* **Problem description**:
Reproduce the full listing that appears beneath this instruction exactly.

* **Given data**:
※
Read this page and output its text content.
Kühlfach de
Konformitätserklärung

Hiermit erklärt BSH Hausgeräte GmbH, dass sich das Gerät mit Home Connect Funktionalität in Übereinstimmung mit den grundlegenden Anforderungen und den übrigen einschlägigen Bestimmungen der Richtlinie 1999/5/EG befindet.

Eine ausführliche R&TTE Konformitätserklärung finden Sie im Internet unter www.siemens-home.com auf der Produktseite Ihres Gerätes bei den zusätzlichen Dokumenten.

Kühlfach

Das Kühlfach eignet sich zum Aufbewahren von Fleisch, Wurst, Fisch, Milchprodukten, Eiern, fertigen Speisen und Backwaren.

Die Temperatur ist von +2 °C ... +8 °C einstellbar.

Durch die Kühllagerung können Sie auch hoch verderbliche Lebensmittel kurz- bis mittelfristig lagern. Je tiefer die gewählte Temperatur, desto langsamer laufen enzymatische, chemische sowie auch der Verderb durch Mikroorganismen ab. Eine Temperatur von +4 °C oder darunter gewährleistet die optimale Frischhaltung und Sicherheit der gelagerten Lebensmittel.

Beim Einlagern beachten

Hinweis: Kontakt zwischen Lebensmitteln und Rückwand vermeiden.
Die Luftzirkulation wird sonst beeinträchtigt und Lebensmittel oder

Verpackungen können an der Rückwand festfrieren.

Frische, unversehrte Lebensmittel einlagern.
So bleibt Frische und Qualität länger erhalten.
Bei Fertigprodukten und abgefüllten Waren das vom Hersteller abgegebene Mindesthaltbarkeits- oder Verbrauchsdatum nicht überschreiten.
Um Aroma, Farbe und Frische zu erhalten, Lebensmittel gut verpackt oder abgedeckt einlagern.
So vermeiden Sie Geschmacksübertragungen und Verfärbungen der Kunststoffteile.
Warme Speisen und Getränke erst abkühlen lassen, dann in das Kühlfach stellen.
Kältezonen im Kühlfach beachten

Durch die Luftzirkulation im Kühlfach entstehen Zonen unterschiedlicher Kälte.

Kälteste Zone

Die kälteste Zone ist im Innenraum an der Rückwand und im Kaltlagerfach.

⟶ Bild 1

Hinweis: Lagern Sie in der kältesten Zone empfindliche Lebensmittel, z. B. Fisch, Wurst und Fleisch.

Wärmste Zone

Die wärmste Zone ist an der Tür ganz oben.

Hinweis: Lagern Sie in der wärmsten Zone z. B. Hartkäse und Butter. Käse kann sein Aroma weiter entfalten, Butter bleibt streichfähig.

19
※
* **Task answer**:
Read this page and output its text content.
Kühlfach de
Konformitätserklärung

Hiermit erklärt BSH Hausgeräte GmbH, dass sich das Gerät mit Home Connect Funktionalität in Übereinstimmung mit den grundlegenden Anforderungen und den übrigen einschlägigen Bestimmungen der Richtlinie 1999/5/EG befindet.

Eine ausführliche R&TTE Konformitätserklärung finden Sie im Internet unter www.siemens-home.com auf der Produktseite Ihres Gerätes bei den zusätzlichen Dokumenten.

Kühlfach

Das Kühlfach eignet sich zum Aufbewahren von Fleisch, Wurst, Fisch, Milchprodukten, Eiern, fertigen Speisen und Backwaren.

Die Temperatur ist von +2 °C ... +8 °C einstellbar.

Durch die Kühllagerung können Sie auch hoch verderbliche Lebensmittel kurz- bis mittelfristig lagern. Je tiefer die gewählte Temperatur, desto langsamer laufen enzymatische, chemische sowie auch der Verderb durch Mikroorganismen ab. Eine Temperatur von +4 °C oder darunter gewährleistet die optimale Frischhaltung und Sicherheit der gelagerten Lebensmittel.

Beim Einlagern beachten

Hinweis: Kontakt zwischen Lebensmitteln und Rückwand vermeiden.
Die Luftzirkulation wird sonst beeinträchtigt und Lebensmittel oder

Verpackungen können an der Rückwand festfrieren.

Frische, unversehrte Lebensmittel einlagern.
So bleibt Frische und Qualität länger erhalten.
Bei Fertigprodukten und abgefüllten Waren das vom Hersteller abgegebene Mindesthaltbarkeits- oder Verbrauchsdatum nicht überschreiten.
Um Aroma, Farbe und Frische zu erhalten, Lebensmittel gut verpackt oder abgedeckt einlagern.
So vermeiden Sie Geschmacksübertragungen und Verfärbungen der Kunststoffteile.
Warme Speisen und Getränke erst abkühlen lassen, dann in das Kühlfach stellen.
Kältezonen im Kühlfach beachten

Durch die Luftzirkulation im Kühlfach entstehen Zonen unterschiedlicher Kälte.

Kälteste Zone

Die kälteste Zone ist im Innenraum an der Rückwand und im Kaltlagerfach.

⟶ Bild 1

Hinweis: Lagern Sie in der kältesten Zone empfindliche Lebensmittel, z. B. Fisch, Wurst und Fleisch.

Wärmste Zone

Die wärmste Zone ist an der Tür ganz oben.

Hinweis: Lagern Sie in der wärmsten Zone z. B. Hartkäse und Butter. Käse kann sein Aroma weiter entfalten, Butter bleibt streichfähig.

19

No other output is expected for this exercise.